**WORK TO COMPLETE:**
Write out every record below exactly as it appears.

Records from a data collection:
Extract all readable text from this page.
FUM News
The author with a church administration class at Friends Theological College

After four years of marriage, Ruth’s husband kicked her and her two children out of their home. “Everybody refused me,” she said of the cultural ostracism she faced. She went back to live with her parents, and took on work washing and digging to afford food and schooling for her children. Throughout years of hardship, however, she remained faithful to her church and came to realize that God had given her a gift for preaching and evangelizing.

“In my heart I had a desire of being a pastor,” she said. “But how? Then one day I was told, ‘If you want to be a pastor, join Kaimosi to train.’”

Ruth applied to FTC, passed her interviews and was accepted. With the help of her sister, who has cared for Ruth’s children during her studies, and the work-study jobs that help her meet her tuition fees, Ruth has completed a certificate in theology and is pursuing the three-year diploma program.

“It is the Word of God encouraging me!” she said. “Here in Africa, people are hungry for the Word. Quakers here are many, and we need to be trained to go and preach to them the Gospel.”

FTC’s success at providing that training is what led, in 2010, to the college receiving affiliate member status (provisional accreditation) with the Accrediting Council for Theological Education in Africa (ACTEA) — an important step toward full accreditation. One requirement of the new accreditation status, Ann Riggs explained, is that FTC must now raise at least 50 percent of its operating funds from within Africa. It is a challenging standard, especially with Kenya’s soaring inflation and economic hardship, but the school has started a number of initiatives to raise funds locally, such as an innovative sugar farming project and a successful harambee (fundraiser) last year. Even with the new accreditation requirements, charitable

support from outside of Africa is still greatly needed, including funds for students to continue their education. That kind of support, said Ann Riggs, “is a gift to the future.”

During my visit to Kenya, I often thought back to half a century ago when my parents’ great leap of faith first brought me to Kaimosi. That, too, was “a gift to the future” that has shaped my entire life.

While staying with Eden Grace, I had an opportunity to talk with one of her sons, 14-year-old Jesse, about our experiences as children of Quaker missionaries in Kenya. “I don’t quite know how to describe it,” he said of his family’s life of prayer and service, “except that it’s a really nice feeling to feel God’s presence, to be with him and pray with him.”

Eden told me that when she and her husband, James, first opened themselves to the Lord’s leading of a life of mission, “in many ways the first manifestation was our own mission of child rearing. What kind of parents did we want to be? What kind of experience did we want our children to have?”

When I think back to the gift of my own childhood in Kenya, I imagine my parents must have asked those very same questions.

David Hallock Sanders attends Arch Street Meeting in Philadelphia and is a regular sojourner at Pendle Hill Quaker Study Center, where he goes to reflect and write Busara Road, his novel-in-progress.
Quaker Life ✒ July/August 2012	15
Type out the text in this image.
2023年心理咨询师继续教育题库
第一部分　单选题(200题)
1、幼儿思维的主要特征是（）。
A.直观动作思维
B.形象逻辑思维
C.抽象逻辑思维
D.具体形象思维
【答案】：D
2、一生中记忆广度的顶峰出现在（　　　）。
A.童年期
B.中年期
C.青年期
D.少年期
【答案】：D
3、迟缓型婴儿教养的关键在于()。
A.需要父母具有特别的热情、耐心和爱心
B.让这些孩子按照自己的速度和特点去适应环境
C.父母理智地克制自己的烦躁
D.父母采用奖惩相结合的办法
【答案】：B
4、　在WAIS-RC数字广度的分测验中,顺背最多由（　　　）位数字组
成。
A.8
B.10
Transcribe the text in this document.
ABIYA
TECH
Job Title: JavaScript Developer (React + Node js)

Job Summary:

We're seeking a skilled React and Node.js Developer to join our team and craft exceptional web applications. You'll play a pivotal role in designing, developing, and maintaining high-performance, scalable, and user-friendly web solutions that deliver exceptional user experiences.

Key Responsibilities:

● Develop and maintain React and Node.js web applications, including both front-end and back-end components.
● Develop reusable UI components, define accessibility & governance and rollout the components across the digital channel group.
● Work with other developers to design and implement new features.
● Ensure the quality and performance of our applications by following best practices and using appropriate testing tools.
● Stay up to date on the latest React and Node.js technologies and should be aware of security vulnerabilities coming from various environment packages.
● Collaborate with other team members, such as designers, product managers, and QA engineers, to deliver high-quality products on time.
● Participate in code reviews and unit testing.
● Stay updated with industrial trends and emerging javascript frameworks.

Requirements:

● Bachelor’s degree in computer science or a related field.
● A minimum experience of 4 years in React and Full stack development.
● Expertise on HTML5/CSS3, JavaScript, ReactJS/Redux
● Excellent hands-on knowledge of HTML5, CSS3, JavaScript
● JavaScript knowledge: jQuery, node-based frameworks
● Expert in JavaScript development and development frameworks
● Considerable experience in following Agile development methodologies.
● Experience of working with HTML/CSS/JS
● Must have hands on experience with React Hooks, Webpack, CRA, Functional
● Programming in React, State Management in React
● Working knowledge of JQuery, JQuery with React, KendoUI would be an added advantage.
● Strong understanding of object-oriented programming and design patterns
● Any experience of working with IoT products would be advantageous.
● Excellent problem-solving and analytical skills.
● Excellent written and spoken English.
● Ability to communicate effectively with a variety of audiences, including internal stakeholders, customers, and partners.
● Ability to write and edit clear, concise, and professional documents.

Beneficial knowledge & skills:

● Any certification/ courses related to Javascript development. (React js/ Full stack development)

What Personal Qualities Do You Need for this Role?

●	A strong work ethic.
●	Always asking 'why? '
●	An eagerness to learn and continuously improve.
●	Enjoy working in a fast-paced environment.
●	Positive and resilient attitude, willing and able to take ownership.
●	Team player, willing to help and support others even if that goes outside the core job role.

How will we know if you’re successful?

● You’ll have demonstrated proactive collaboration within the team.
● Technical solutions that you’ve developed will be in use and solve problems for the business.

**TASK ANSWER:**
Extract all readable text from this page.
FUM News
The author with a church administration class at Friends Theological College

After four years of marriage, Ruth’s husband kicked her and her two children out of their home. “Everybody refused me,” she said of the cultural ostracism she faced. She went back to live with her parents, and took on work washing and digging to afford food and schooling for her children. Throughout years of hardship, however, she remained faithful to her church and came to realize that God had given her a gift for preaching and evangelizing.

“In my heart I had a desire of being a pastor,” she said. “But how? Then one day I was told, ‘If you want to be a pastor, join Kaimosi to train.’”

Ruth applied to FTC, passed her interviews and was accepted. With the help of her sister, who has cared for Ruth’s children during her studies, and the work-study jobs that help her meet her tuition fees, Ruth has completed a certificate in theology and is pursuing the three-year diploma program.

“It is the Word of God encouraging me!” she said. “Here in Africa, people are hungry for the Word. Quakers here are many, and we need to be trained to go and preach to them the Gospel.”

FTC’s success at providing that training is what led, in 2010, to the college receiving affiliate member status (provisional accreditation) with the Accrediting Council for Theological Education in Africa (ACTEA) — an important step toward full accreditation. One requirement of the new accreditation status, Ann Riggs explained, is that FTC must now raise at least 50 percent of its operating funds from within Africa. It is a challenging standard, especially with Kenya’s soaring inflation and economic hardship, but the school has started a number of initiatives to raise funds locally, such as an innovative sugar farming project and a successful harambee (fundraiser) last year. Even with the new accreditation requirements, charitable

support from outside of Africa is still greatly needed, including funds for students to continue their education. That kind of support, said Ann Riggs, “is a gift to the future.”

During my visit to Kenya, I often thought back to half a century ago when my parents’ great leap of faith first brought me to Kaimosi. That, too, was “a gift to the future” that has shaped my entire life.

While staying with Eden Grace, I had an opportunity to talk with one of her sons, 14-year-old Jesse, about our experiences as children of Quaker missionaries in Kenya. “I don’t quite know how to describe it,” he said of his family’s life of prayer and service, “except that it’s a really nice feeling to feel God’s presence, to be with him and pray with him.”

Eden told me that when she and her husband, James, first opened themselves to the Lord’s leading of a life of mission, “in many ways the first manifestation was our own mission of child rearing. What kind of parents did we want to be? What kind of experience did we want our children to have?”

When I think back to the gift of my own childhood in Kenya, I imagine my parents must have asked those very same questions.

David Hallock Sanders attends Arch Street Meeting in Philadelphia and is a regular sojourner at Pendle Hill Quaker Study Center, where he goes to reflect and write Busara Road, his novel-in-progress.
Quaker Life ✒ July/August 2012	15
Type out the text in this image.
2023年心理咨询师继续教育题库
第一部分　单选题(200题)
1、幼儿思维的主要特征是（）。
A.直观动作思维
B.形象逻辑思维
C.抽象逻辑思维
D.具体形象思维
【答案】：D
2、一生中记忆广度的顶峰出现在（　　　）。
A.童年期
B.中年期
C.青年期
D.少年期
【答案】：D
3、迟缓型婴儿教养的关键在于()。
A.需要父母具有特别的热情、耐心和爱心
B.让这些孩子按照自己的速度和特点去适应环境
C.父母理智地克制自己的烦躁
D.父母采用奖惩相结合的办法
【答案】：B
4、　在WAIS-RC数字广度的分测验中,顺背最多由（　　　）位数字组
成。
A.8
B.10
Transcribe the text in this document.
ABIYA
TECH
Job Title: JavaScript Developer (React + Node js)

Job Summary:

We're seeking a skilled React and Node.js Developer to join our team and craft exceptional web applications. You'll play a pivotal role in designing, developing, and maintaining high-performance, scalable, and user-friendly web solutions that deliver exceptional user experiences.

Key Responsibilities:

● Develop and maintain React and Node.js web applications, including both front-end and back-end components.
● Develop reusable UI components, define accessibility & governance and rollout the components across the digital channel group.
● Work with other developers to design and implement new features.
● Ensure the quality and performance of our applications by following best practices and using appropriate testing tools.
● Stay up to date on the latest React and Node.js technologies and should be aware of security vulnerabilities coming from various environment packages.
● Collaborate with other team members, such as designers, product managers, and QA engineers, to deliver high-quality products on time.
● Participate in code reviews and unit testing.
● Stay updated with industrial trends and emerging javascript frameworks.

Requirements:

● Bachelor’s degree in computer science or a related field.
● A minimum experience of 4 years in React and Full stack development.
● Expertise on HTML5/CSS3, JavaScript, ReactJS/Redux
● Excellent hands-on knowledge of HTML5, CSS3, JavaScript
● JavaScript knowledge: jQuery, node-based frameworks
● Expert in JavaScript development and development frameworks
● Considerable experience in following Agile development methodologies.
● Experience of working with HTML/CSS/JS
● Must have hands on experience with React Hooks, Webpack, CRA, Functional
● Programming in React, State Management in React
● Working knowledge of JQuery, JQuery with React, KendoUI would be an added advantage.
● Strong understanding of object-oriented programming and design patterns
● Any experience of working with IoT products would be advantageous.
● Excellent problem-solving and analytical skills.
● Excellent written and spoken English.
● Ability to communicate effectively with a variety of audiences, including internal stakeholders, customers, and partners.
● Ability to write and edit clear, concise, and professional documents.

Beneficial knowledge & skills:

● Any certification/ courses related to Javascript development. (React js/ Full stack development)

What Personal Qualities Do You Need for this Role?

●	A strong work ethic.
●	Always asking 'why? '
●	An eagerness to learn and continuously improve.
●	Enjoy working in a fast-paced environment.
●	Positive and resilient attitude, willing and able to take ownership.
●	Team player, willing to help and support others even if that goes outside the core job role.

How will we know if you’re successful?

● You’ll have demonstrated proactive collaboration within the team.
● Technical solutions that you’ve developed will be in use and solve problems for the business.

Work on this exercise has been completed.